Source data:
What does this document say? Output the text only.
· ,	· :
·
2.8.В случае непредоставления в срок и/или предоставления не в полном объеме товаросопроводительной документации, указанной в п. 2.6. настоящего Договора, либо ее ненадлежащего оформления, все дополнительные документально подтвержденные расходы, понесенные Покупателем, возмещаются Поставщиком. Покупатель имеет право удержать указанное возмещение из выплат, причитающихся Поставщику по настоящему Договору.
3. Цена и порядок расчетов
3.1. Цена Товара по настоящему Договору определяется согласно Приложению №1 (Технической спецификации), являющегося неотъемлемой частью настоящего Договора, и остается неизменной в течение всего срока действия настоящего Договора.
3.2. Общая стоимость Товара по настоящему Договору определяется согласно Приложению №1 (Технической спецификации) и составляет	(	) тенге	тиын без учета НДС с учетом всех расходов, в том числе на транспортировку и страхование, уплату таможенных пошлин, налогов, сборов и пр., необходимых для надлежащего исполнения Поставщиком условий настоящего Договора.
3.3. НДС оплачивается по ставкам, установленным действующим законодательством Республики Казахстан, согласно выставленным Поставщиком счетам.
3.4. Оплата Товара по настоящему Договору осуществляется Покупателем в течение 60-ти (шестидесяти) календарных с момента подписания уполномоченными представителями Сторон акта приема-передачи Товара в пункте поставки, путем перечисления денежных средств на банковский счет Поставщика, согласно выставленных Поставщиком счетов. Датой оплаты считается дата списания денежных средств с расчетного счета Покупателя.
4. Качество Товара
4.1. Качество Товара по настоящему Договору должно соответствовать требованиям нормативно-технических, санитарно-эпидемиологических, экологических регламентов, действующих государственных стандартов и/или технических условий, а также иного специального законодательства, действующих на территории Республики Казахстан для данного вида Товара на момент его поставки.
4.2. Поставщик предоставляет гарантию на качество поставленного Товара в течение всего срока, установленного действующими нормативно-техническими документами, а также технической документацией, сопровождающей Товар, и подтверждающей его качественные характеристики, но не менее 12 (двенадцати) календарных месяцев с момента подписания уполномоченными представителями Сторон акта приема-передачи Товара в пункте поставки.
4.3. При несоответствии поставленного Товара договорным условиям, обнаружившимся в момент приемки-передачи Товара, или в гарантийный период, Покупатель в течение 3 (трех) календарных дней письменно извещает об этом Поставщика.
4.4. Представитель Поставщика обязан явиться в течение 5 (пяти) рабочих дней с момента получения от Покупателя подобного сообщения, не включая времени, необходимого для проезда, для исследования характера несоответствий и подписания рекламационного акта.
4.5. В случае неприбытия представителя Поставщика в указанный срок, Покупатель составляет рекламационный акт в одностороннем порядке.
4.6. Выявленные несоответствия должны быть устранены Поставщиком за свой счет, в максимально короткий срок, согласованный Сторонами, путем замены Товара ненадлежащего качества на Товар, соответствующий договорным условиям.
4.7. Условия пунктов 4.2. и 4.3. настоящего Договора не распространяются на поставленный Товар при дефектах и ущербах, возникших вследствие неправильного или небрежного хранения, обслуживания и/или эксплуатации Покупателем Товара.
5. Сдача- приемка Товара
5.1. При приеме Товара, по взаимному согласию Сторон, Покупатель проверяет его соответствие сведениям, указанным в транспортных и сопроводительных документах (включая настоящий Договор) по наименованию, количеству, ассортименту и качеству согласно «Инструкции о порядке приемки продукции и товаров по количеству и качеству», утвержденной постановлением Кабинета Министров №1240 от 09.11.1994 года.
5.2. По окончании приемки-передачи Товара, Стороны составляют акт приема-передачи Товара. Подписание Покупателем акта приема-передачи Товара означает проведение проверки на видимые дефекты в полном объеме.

Exercise requirements:
Identify the lines that contain the string "уполномоченными", and copy every one of them.

Result for this exercise:
3.4. Оплата Товара по настоящему Договору осуществляется Покупателем в течение 60-ти (шестидесяти) календарных с момента подписания уполномоченными представителями Сторон акта приема-передачи Товара в пункте поставки, путем перечисления денежных средств на банковский счет Поставщика, согласно выставленных Поставщиком счетов. Датой оплаты считается дата списания денежных средств с расчетного счета Покупателя.
4.2. Поставщик предоставляет гарантию на качество поставленного Товара в течение всего срока, установленного действующими нормативно-техническими документами, а также технической документацией, сопровождающей Товар, и подтверждающей его качественные характеристики, но не менее 12 (двенадцати) календарных месяцев с момента подписания уполномоченными представителями Сторон акта приема-передачи Товара в пункте поставки.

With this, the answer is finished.